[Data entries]
++++++

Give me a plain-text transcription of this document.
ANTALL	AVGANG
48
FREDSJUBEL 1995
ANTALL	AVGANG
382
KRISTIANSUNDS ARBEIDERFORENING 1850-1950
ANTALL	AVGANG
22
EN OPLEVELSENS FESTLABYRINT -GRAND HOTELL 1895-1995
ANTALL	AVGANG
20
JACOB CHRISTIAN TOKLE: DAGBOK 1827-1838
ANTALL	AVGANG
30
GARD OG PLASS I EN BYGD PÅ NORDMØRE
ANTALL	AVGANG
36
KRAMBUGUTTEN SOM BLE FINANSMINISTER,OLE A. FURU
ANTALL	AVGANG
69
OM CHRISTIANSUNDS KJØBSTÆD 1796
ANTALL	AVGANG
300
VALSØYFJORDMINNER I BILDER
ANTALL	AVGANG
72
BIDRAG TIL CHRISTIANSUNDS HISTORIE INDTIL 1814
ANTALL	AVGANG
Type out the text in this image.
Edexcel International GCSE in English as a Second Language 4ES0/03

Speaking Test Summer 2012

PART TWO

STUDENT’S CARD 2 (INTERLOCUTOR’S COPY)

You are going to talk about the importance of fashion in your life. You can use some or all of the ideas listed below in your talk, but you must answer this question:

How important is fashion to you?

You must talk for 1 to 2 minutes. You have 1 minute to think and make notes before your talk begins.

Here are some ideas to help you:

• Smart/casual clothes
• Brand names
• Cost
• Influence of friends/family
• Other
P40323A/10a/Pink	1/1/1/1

++++++

* [GOAL]
Report the number of lines that contain "some", with no other words.

* [ANSWER BELOW]
2